GIVEN TASK A:
Reproduce verbatim the passage of the Poets House blog post from "At about 1pm, I" up to and including "doing sound check.".
GIVEN TASK B:
In the Poets House blog post, who was doing sound check behind the writer at the pavilion?
GIVEN TASK C:
List every named place or landmark that the Poets House blog post mentions.

SOURCE:
⁂
Tuesday, September 29, 2009

Now that Sept is practically over

I finally have the Sept quote (see: Quote of the Month).

Monday, September 28, 2009

Saturday was beyond wonderful

Poets House sure knows how to put on an open house. The new digs are a thing of simple & spacious beauty (no more the dark cramped quarters of a lib rm). I got there at about a quarter past noon, it wasn't crowded @ all-- plenty of rm & space (can't belabor that point enough) to sit & marvel @ their lib collect'n. Lookg thru the stacks i came across this self-made book called "Pirate's Laughter," by a New Orleans based poet. I liked how it didn't have that mass-produced look;that freedom of choice & indiv personality went into the multicolored pages, the author on the cover dressed like a female pirate & smoking a pipe. The second half of the book was exactly that: The second part of the book-- the spanish version of the poems. Anyway, it was all really interestg & bcuz i've been thinkg of making my own book of poems-- note making, not publishing-- i could take heart that it could be done well.

At about 1pm, I left to enjoy Battery Park's gorgeous stretch of trees & immaculateness, along the waters of the Hudson, that kept tempting me fr the glass-sided overview of Poets House 2nd flr. After watchg the various maritime activities, & the Statue of Liberty in the distance, I wandered down to the pavilion where the evts were to take place later in the afternoon. Eventually, the fact that a band was warming up behind me started to filter into my consciousness. Yep, it was Natalie Merchant, & her guitarists, doing sound check.
⁂
DATA SECTION:
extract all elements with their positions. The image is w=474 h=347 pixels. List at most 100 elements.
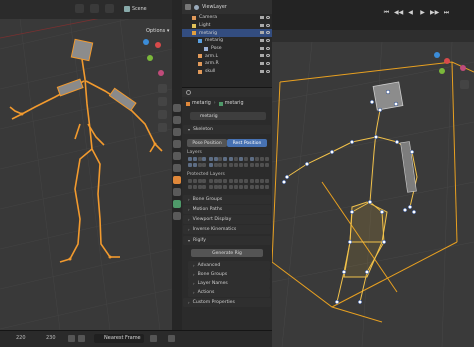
⁂
ANSWER A:
At about 1pm, I left to enjoy Battery Park's gorgeous stretch of trees & immaculateness, along the waters of the Hudson, that kept tempting me fr the glass-sided overview of Poets House 2nd flr. After watchg the various maritime activities, & the Statue of Liberty in the distance, I wandered down to the pavilion where the evts were to take place later in the afternoon. Eventually, the fact that a band was warming up behind me started to filter into my consciousness. Yep, it was Natalie Merchant, & her guitarists, doing sound check.

ANSWER B:
Natalie Merchant and her guitarists.

ANSWER C:
Poets House
New Orleans
Battery Park
the Hudson
the Statue of Liberty